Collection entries
══════════════════════════════
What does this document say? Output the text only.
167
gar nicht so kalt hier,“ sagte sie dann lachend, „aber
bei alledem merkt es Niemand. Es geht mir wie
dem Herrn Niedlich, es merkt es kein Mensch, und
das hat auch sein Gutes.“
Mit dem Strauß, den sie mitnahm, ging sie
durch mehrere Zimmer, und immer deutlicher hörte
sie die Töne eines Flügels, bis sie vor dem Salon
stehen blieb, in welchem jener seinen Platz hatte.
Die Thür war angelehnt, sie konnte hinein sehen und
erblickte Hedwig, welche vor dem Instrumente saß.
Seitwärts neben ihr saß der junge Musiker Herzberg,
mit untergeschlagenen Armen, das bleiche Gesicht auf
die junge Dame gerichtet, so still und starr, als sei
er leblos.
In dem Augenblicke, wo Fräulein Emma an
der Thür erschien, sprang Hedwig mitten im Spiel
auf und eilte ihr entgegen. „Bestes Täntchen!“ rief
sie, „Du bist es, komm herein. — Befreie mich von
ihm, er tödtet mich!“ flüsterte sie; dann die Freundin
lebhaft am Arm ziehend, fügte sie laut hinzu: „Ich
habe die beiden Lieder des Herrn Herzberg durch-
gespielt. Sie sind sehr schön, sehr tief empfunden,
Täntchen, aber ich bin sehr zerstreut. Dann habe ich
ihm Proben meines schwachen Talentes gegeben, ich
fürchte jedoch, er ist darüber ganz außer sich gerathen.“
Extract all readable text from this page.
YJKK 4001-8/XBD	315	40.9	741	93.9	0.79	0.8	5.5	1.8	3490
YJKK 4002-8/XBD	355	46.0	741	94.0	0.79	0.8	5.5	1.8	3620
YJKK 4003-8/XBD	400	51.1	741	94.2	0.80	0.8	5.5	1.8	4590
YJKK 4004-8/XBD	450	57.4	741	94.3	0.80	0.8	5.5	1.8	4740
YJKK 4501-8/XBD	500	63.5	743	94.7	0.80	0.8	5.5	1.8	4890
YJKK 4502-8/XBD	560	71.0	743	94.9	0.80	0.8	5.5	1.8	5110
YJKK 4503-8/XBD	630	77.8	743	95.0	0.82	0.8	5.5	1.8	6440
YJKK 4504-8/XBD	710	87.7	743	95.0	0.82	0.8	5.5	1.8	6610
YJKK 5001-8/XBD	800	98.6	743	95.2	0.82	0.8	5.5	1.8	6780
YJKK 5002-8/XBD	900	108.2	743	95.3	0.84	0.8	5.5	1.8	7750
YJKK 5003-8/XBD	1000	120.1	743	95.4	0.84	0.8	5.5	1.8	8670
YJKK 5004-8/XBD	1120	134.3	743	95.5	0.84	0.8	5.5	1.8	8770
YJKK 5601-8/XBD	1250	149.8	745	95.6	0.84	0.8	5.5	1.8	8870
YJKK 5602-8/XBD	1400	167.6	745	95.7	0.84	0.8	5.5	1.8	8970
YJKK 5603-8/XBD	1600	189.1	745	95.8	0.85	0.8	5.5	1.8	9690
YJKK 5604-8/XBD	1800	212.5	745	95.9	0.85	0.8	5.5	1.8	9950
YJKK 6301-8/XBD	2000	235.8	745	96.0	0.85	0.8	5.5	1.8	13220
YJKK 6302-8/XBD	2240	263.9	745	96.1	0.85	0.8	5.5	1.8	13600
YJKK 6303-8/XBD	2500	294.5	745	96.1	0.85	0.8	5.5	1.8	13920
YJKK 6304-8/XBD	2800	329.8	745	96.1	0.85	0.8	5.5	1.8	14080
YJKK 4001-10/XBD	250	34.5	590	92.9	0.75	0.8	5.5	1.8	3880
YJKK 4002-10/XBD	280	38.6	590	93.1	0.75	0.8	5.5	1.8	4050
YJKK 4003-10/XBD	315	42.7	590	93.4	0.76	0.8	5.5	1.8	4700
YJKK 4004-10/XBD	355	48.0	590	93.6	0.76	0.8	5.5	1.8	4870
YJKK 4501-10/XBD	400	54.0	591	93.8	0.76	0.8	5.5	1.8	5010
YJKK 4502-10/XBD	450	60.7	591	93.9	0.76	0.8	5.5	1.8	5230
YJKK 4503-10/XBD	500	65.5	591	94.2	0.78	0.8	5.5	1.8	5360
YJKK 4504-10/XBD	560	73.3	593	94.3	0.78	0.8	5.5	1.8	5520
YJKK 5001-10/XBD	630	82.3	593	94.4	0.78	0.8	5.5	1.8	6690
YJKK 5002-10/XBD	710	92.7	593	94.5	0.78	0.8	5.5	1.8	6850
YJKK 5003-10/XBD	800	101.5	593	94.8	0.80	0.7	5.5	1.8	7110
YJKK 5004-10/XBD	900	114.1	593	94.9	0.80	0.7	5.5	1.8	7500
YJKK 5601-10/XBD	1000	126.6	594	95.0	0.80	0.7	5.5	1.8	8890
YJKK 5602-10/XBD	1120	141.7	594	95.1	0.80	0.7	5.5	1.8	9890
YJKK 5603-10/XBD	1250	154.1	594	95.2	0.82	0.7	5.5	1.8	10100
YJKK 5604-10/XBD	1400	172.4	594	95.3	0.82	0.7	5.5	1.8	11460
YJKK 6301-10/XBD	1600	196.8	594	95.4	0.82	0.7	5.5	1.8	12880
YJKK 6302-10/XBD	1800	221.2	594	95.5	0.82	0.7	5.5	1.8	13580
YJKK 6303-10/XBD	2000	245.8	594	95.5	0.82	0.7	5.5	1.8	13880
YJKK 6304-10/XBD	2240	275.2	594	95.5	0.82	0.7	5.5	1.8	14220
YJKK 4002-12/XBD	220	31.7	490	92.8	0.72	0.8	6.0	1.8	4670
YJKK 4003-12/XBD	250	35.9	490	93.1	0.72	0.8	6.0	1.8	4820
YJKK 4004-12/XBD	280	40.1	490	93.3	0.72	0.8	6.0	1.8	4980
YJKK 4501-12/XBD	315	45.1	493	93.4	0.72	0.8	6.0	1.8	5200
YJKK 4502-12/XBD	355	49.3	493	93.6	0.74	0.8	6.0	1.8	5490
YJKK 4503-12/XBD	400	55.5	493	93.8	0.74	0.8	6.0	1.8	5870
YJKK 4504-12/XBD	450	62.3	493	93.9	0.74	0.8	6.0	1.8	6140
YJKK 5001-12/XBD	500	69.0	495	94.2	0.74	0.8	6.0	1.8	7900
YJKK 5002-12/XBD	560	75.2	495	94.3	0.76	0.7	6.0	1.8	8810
══════════════════════════════
DIRECTIVE
Above are some records. Print them all exactly.

REPLY
What does this document say? Output the text only.
167
gar nicht so kalt hier,“ sagte sie dann lachend, „aber
bei alledem merkt es Niemand. Es geht mir wie
dem Herrn Niedlich, es merkt es kein Mensch, und
das hat auch sein Gutes.“
Mit dem Strauß, den sie mitnahm, ging sie
durch mehrere Zimmer, und immer deutlicher hörte
sie die Töne eines Flügels, bis sie vor dem Salon
stehen blieb, in welchem jener seinen Platz hatte.
Die Thür war angelehnt, sie konnte hinein sehen und
erblickte Hedwig, welche vor dem Instrumente saß.
Seitwärts neben ihr saß der junge Musiker Herzberg,
mit untergeschlagenen Armen, das bleiche Gesicht auf
die junge Dame gerichtet, so still und starr, als sei
er leblos.
In dem Augenblicke, wo Fräulein Emma an
der Thür erschien, sprang Hedwig mitten im Spiel
auf und eilte ihr entgegen. „Bestes Täntchen!“ rief
sie, „Du bist es, komm herein. — Befreie mich von
ihm, er tödtet mich!“ flüsterte sie; dann die Freundin
lebhaft am Arm ziehend, fügte sie laut hinzu: „Ich
habe die beiden Lieder des Herrn Herzberg durch-
gespielt. Sie sind sehr schön, sehr tief empfunden,
Täntchen, aber ich bin sehr zerstreut. Dann habe ich
ihm Proben meines schwachen Talentes gegeben, ich
fürchte jedoch, er ist darüber ganz außer sich gerathen.“
Extract all readable text from this page.
YJKK 4001-8/XBD	315	40.9	741	93.9	0.79	0.8	5.5	1.8	3490
YJKK 4002-8/XBD	355	46.0	741	94.0	0.79	0.8	5.5	1.8	3620
YJKK 4003-8/XBD	400	51.1	741	94.2	0.80	0.8	5.5	1.8	4590
YJKK 4004-8/XBD	450	57.4	741	94.3	0.80	0.8	5.5	1.8	4740
YJKK 4501-8/XBD	500	63.5	743	94.7	0.80	0.8	5.5	1.8	4890
YJKK 4502-8/XBD	560	71.0	743	94.9	0.80	0.8	5.5	1.8	5110
YJKK 4503-8/XBD	630	77.8	743	95.0	0.82	0.8	5.5	1.8	6440
YJKK 4504-8/XBD	710	87.7	743	95.0	0.82	0.8	5.5	1.8	6610
YJKK 5001-8/XBD	800	98.6	743	95.2	0.82	0.8	5.5	1.8	6780
YJKK 5002-8/XBD	900	108.2	743	95.3	0.84	0.8	5.5	1.8	7750
YJKK 5003-8/XBD	1000	120.1	743	95.4	0.84	0.8	5.5	1.8	8670
YJKK 5004-8/XBD	1120	134.3	743	95.5	0.84	0.8	5.5	1.8	8770
YJKK 5601-8/XBD	1250	149.8	745	95.6	0.84	0.8	5.5	1.8	8870
YJKK 5602-8/XBD	1400	167.6	745	95.7	0.84	0.8	5.5	1.8	8970
YJKK 5603-8/XBD	1600	189.1	745	95.8	0.85	0.8	5.5	1.8	9690
YJKK 5604-8/XBD	1800	212.5	745	95.9	0.85	0.8	5.5	1.8	9950
YJKK 6301-8/XBD	2000	235.8	745	96.0	0.85	0.8	5.5	1.8	13220
YJKK 6302-8/XBD	2240	263.9	745	96.1	0.85	0.8	5.5	1.8	13600
YJKK 6303-8/XBD	2500	294.5	745	96.1	0.85	0.8	5.5	1.8	13920
YJKK 6304-8/XBD	2800	329.8	745	96.1	0.85	0.8	5.5	1.8	14080
YJKK 4001-10/XBD	250	34.5	590	92.9	0.75	0.8	5.5	1.8	3880
YJKK 4002-10/XBD	280	38.6	590	93.1	0.75	0.8	5.5	1.8	4050
YJKK 4003-10/XBD	315	42.7	590	93.4	0.76	0.8	5.5	1.8	4700
YJKK 4004-10/XBD	355	48.0	590	93.6	0.76	0.8	5.5	1.8	4870
YJKK 4501-10/XBD	400	54.0	591	93.8	0.76	0.8	5.5	1.8	5010
YJKK 4502-10/XBD	450	60.7	591	93.9	0.76	0.8	5.5	1.8	5230
YJKK 4503-10/XBD	500	65.5	591	94.2	0.78	0.8	5.5	1.8	5360
YJKK 4504-10/XBD	560	73.3	593	94.3	0.78	0.8	5.5	1.8	5520
YJKK 5001-10/XBD	630	82.3	593	94.4	0.78	0.8	5.5	1.8	6690
YJKK 5002-10/XBD	710	92.7	593	94.5	0.78	0.8	5.5	1.8	6850
YJKK 5003-10/XBD	800	101.5	593	94.8	0.80	0.7	5.5	1.8	7110
YJKK 5004-10/XBD	900	114.1	593	94.9	0.80	0.7	5.5	1.8	7500
YJKK 5601-10/XBD	1000	126.6	594	95.0	0.80	0.7	5.5	1.8	8890
YJKK 5602-10/XBD	1120	141.7	594	95.1	0.80	0.7	5.5	1.8	9890
YJKK 5603-10/XBD	1250	154.1	594	95.2	0.82	0.7	5.5	1.8	10100
YJKK 5604-10/XBD	1400	172.4	594	95.3	0.82	0.7	5.5	1.8	11460
YJKK 6301-10/XBD	1600	196.8	594	95.4	0.82	0.7	5.5	1.8	12880
YJKK 6302-10/XBD	1800	221.2	594	95.5	0.82	0.7	5.5	1.8	13580
YJKK 6303-10/XBD	2000	245.8	594	95.5	0.82	0.7	5.5	1.8	13880
YJKK 6304-10/XBD	2240	275.2	594	95.5	0.82	0.7	5.5	1.8	14220
YJKK 4002-12/XBD	220	31.7	490	92.8	0.72	0.8	6.0	1.8	4670
YJKK 4003-12/XBD	250	35.9	490	93.1	0.72	0.8	6.0	1.8	4820
YJKK 4004-12/XBD	280	40.1	490	93.3	0.72	0.8	6.0	1.8	4980
YJKK 4501-12/XBD	315	45.1	493	93.4	0.72	0.8	6.0	1.8	5200
YJKK 4502-12/XBD	355	49.3	493	93.6	0.74	0.8	6.0	1.8	5490
YJKK 4503-12/XBD	400	55.5	493	93.8	0.74	0.8	6.0	1.8	5870
YJKK 4504-12/XBD	450	62.3	493	93.9	0.74	0.8	6.0	1.8	6140
YJKK 5001-12/XBD	500	69.0	495	94.2	0.74	0.8	6.0	1.8	7900
YJKK 5002-12/XBD	560	75.2	495	94.3	0.76	0.7	6.0	1.8	8810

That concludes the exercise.